↓↓↓

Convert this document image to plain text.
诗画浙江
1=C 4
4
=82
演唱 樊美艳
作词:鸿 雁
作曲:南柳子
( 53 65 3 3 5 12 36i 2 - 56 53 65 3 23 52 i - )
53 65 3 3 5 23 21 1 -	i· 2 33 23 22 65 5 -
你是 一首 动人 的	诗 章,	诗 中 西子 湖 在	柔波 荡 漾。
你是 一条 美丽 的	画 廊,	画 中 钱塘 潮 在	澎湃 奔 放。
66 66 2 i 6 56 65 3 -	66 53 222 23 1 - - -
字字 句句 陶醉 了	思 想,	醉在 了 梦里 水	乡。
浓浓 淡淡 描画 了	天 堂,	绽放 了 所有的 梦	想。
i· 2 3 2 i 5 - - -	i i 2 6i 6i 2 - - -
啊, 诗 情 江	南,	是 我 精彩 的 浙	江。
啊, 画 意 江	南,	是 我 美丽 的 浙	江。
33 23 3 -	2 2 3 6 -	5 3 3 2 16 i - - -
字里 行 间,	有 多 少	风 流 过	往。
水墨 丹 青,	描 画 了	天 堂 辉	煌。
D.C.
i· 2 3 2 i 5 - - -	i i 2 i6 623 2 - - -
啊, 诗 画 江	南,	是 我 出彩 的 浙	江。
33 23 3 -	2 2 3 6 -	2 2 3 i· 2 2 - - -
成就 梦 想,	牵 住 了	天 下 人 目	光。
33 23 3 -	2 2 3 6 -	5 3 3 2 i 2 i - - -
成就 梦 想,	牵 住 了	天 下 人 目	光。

↑↑↑

• _WHAT THE TASK ASKS_
Copy all the lines, exactly.

• _OUTPUT FOR THIS TASK_
Convert this document image to plain text.
诗画浙江
1=C 4
4
=82
演唱 樊美艳
作词:鸿 雁
作曲:南柳子
( 53 65 3 3 5 12 36i 2 - 56 53 65 3 23 52 i - )
53 65 3 3 5 23 21 1 -	i· 2 33 23 22 65 5 -
你是 一首 动人 的	诗 章,	诗 中 西子 湖 在	柔波 荡 漾。
你是 一条 美丽 的	画 廊,	画 中 钱塘 潮 在	澎湃 奔 放。
66 66 2 i 6 56 65 3 -	66 53 222 23 1 - - -
字字 句句 陶醉 了	思 想,	醉在 了 梦里 水	乡。
浓浓 淡淡 描画 了	天 堂,	绽放 了 所有的 梦	想。
i· 2 3 2 i 5 - - -	i i 2 6i 6i 2 - - -
啊, 诗 情 江	南,	是 我 精彩 的 浙	江。
啊, 画 意 江	南,	是 我 美丽 的 浙	江。
33 23 3 -	2 2 3 6 -	5 3 3 2 16 i - - -
字里 行 间,	有 多 少	风 流 过	往。
水墨 丹 青,	描 画 了	天 堂 辉	煌。
D.C.
i· 2 3 2 i 5 - - -	i i 2 i6 623 2 - - -
啊, 诗 画 江	南,	是 我 出彩 的 浙	江。
33 23 3 -	2 2 3 6 -	2 2 3 i· 2 2 - - -
成就 梦 想,	牵 住 了	天 下 人 目	光。
33 23 3 -	2 2 3 6 -	5 3 3 2 i 2 i - - -
成就 梦 想,	牵 住 了	天 下 人 目	光。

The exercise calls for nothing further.